**What you are asked to do**
Output each line of the material exactly as it stands.

++++++++

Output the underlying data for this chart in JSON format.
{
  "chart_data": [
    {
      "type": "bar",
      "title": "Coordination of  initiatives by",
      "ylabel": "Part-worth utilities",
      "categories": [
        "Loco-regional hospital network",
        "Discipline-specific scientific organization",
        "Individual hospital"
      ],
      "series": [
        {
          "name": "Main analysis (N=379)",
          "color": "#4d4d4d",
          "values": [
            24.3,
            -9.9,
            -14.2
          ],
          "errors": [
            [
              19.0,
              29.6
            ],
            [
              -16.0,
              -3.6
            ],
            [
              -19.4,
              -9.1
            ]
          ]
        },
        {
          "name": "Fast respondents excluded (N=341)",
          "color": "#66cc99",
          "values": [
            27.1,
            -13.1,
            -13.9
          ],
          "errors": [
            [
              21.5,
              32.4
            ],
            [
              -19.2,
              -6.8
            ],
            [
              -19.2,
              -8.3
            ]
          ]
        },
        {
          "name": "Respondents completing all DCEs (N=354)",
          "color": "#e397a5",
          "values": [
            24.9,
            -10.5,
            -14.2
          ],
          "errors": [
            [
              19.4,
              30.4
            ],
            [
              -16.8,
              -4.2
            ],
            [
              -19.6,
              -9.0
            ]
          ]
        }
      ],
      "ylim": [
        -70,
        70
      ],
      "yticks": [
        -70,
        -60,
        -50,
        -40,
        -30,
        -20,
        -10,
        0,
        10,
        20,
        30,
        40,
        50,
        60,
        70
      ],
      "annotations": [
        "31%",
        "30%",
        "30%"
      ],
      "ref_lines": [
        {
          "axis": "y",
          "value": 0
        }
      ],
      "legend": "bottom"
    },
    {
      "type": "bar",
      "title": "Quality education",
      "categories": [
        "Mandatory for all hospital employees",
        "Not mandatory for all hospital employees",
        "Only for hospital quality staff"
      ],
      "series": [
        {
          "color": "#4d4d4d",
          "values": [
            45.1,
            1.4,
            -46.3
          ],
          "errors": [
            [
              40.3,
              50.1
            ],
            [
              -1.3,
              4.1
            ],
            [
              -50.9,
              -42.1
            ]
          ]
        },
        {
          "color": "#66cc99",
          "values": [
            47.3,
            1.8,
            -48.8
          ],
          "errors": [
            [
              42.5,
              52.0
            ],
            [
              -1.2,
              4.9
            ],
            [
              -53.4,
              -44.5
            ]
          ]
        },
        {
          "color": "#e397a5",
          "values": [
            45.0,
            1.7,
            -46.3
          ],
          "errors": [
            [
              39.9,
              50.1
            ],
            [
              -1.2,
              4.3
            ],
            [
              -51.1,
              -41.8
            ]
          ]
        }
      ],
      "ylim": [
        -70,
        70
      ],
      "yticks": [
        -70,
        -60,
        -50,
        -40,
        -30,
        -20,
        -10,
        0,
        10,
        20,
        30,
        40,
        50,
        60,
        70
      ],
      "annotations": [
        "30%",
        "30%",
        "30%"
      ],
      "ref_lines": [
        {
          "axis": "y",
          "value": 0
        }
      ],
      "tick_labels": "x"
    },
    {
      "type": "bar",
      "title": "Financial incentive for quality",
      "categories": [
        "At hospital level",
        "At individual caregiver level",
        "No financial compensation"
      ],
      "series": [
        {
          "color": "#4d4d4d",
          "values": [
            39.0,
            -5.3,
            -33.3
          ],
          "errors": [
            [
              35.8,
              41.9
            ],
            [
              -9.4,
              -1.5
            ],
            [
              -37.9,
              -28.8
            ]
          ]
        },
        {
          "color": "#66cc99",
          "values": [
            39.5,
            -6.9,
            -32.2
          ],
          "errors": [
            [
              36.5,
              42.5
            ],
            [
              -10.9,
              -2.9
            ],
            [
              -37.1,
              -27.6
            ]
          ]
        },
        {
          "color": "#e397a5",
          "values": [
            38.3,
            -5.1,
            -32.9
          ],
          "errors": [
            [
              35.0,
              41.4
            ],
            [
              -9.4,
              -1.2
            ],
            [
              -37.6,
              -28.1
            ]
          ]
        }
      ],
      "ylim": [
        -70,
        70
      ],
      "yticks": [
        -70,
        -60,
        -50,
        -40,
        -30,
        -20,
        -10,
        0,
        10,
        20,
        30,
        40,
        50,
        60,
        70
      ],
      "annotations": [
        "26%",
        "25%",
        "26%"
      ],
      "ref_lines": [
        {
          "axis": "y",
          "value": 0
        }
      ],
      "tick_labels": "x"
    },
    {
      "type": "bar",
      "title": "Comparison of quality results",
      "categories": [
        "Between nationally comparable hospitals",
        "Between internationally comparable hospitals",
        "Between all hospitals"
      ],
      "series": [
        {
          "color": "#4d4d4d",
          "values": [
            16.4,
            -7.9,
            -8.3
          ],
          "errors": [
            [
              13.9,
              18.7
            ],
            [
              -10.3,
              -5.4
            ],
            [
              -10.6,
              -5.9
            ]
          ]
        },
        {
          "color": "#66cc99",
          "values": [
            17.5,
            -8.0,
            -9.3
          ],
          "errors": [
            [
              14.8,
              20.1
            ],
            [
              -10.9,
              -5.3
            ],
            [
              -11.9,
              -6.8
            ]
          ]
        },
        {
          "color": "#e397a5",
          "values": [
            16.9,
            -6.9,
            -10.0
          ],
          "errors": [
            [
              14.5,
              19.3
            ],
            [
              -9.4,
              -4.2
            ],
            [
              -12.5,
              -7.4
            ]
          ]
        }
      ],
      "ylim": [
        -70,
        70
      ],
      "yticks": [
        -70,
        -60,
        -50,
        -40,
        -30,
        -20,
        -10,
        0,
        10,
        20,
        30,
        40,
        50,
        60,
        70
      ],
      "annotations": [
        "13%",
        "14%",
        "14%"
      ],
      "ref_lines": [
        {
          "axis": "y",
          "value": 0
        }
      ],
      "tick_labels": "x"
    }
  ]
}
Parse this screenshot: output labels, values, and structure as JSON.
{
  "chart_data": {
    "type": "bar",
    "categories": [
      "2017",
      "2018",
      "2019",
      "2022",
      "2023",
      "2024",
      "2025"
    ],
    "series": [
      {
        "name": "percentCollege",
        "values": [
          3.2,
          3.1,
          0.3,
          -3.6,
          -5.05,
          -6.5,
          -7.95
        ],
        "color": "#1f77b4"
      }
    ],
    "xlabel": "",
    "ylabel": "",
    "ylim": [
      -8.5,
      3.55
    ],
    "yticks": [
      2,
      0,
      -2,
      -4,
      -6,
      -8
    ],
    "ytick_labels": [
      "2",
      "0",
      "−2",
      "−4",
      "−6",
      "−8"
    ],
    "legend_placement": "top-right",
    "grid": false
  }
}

++++++++

**Exercise output**
Output the underlying data for this chart in JSON format.
{
  "chart_data": [
    {
      "type": "bar",
      "title": "Coordination of  initiatives by",
      "ylabel": "Part-worth utilities",
      "categories": [
        "Loco-regional hospital network",
        "Discipline-specific scientific organization",
        "Individual hospital"
      ],
      "series": [
        {
          "name": "Main analysis (N=379)",
          "color": "#4d4d4d",
          "values": [
            24.3,
            -9.9,
            -14.2
          ],
          "errors": [
            [
              19.0,
              29.6
            ],
            [
              -16.0,
              -3.6
            ],
            [
              -19.4,
              -9.1
            ]
          ]
        },
        {
          "name": "Fast respondents excluded (N=341)",
          "color": "#66cc99",
          "values": [
            27.1,
            -13.1,
            -13.9
          ],
          "errors": [
            [
              21.5,
              32.4
            ],
            [
              -19.2,
              -6.8
            ],
            [
              -19.2,
              -8.3
            ]
          ]
        },
        {
          "name": "Respondents completing all DCEs (N=354)",
          "color": "#e397a5",
          "values": [
            24.9,
            -10.5,
            -14.2
          ],
          "errors": [
            [
              19.4,
              30.4
            ],
            [
              -16.8,
              -4.2
            ],
            [
              -19.6,
              -9.0
            ]
          ]
        }
      ],
      "ylim": [
        -70,
        70
      ],
      "yticks": [
        -70,
        -60,
        -50,
        -40,
        -30,
        -20,
        -10,
        0,
        10,
        20,
        30,
        40,
        50,
        60,
        70
      ],
      "annotations": [
        "31%",
        "30%",
        "30%"
      ],
      "ref_lines": [
        {
          "axis": "y",
          "value": 0
        }
      ],
      "legend": "bottom"
    },
    {
      "type": "bar",
      "title": "Quality education",
      "categories": [
        "Mandatory for all hospital employees",
        "Not mandatory for all hospital employees",
        "Only for hospital quality staff"
      ],
      "series": [
        {
          "color": "#4d4d4d",
          "values": [
            45.1,
            1.4,
            -46.3
          ],
          "errors": [
            [
              40.3,
              50.1
            ],
            [
              -1.3,
              4.1
            ],
            [
              -50.9,
              -42.1
            ]
          ]
        },
        {
          "color": "#66cc99",
          "values": [
            47.3,
            1.8,
            -48.8
          ],
          "errors": [
            [
              42.5,
              52.0
            ],
            [
              -1.2,
              4.9
            ],
            [
              -53.4,
              -44.5
            ]
          ]
        },
        {
          "color": "#e397a5",
          "values": [
            45.0,
            1.7,
            -46.3
          ],
          "errors": [
            [
              39.9,
              50.1
            ],
            [
              -1.2,
              4.3
            ],
            [
              -51.1,
              -41.8
            ]
          ]
        }
      ],
      "ylim": [
        -70,
        70
      ],
      "yticks": [
        -70,
        -60,
        -50,
        -40,
        -30,
        -20,
        -10,
        0,
        10,
        20,
        30,
        40,
        50,
        60,
        70
      ],
      "annotations": [
        "30%",
        "30%",
        "30%"
      ],
      "ref_lines": [
        {
          "axis": "y",
          "value": 0
        }
      ],
      "tick_labels": "x"
    },
    {
      "type": "bar",
      "title": "Financial incentive for quality",
      "categories": [
        "At hospital level",
        "At individual caregiver level",
        "No financial compensation"
      ],
      "series": [
        {
          "color": "#4d4d4d",
          "values": [
            39.0,
            -5.3,
            -33.3
          ],
          "errors": [
            [
              35.8,
              41.9
            ],
            [
              -9.4,
              -1.5
            ],
            [
              -37.9,
              -28.8
            ]
          ]
        },
        {
          "color": "#66cc99",
          "values": [
            39.5,
            -6.9,
            -32.2
          ],
          "errors": [
            [
              36.5,
              42.5
            ],
            [
              -10.9,
              -2.9
            ],
            [
              -37.1,
              -27.6
            ]
          ]
        },
        {
          "color": "#e397a5",
          "values": [
            38.3,
            -5.1,
            -32.9
          ],
          "errors": [
            [
              35.0,
              41.4
            ],
            [
              -9.4,
              -1.2
            ],
            [
              -37.6,
              -28.1
            ]
          ]
        }
      ],
      "ylim": [
        -70,
        70
      ],
      "yticks": [
        -70,
        -60,
        -50,
        -40,
        -30,
        -20,
        -10,
        0,
        10,
        20,
        30,
        40,
        50,
        60,
        70
      ],
      "annotations": [
        "26%",
        "25%",
        "26%"
      ],
      "ref_lines": [
        {
          "axis": "y",
          "value": 0
        }
      ],
      "tick_labels": "x"
    },
    {
      "type": "bar",
      "title": "Comparison of quality results",
      "categories": [
        "Between nationally comparable hospitals",
        "Between internationally comparable hospitals",
        "Between all hospitals"
      ],
      "series": [
        {
          "color": "#4d4d4d",
          "values": [
            16.4,
            -7.9,
            -8.3
          ],
          "errors": [
            [
              13.9,
              18.7
            ],
            [
              -10.3,
              -5.4
            ],
            [
              -10.6,
              -5.9
            ]
          ]
        },
        {
          "color": "#66cc99",
          "values": [
            17.5,
            -8.0,
            -9.3
          ],
          "errors": [
            [
              14.8,
              20.1
            ],
            [
              -10.9,
              -5.3
            ],
            [
              -11.9,
              -6.8
            ]
          ]
        },
        {
          "color": "#e397a5",
          "values": [
            16.9,
            -6.9,
            -10.0
          ],
          "errors": [
            [
              14.5,
              19.3
            ],
            [
              -9.4,
              -4.2
            ],
            [
              -12.5,
              -7.4
            ]
          ]
        }
      ],
      "ylim": [
        -70,
        70
      ],
      "yticks": [
        -70,
        -60,
        -50,
        -40,
        -30,
        -20,
        -10,
        0,
        10,
        20,
        30,
        40,
        50,
        60,
        70
      ],
      "annotations": [
        "13%",
        "14%",
        "14%"
      ],
      "ref_lines": [
        {
          "axis": "y",
          "value": 0
        }
      ],
      "tick_labels": "x"
    }
  ]
}
Parse this screenshot: output labels, values, and structure as JSON.
{
  "chart_data": {
    "type": "bar",
    "categories": [
      "2017",
      "2018",
      "2019",
      "2022",
      "2023",
      "2024",
      "2025"
    ],
    "series": [
      {
        "name": "percentCollege",
        "values": [
          3.2,
          3.1,
          0.3,
          -3.6,
          -5.05,
          -6.5,
          -7.95
        ],
        "color": "#1f77b4"
      }
    ],
    "xlabel": "",
    "ylabel": "",
    "ylim": [
      -8.5,
      3.55
    ],
    "yticks": [
      2,
      0,
      -2,
      -4,
      -6,
      -8
    ],
    "ytick_labels": [
      "2",
      "0",
      "−2",
      "−4",
      "−6",
      "−8"
    ],
    "legend_placement": "top-right",
    "grid": false
  }
}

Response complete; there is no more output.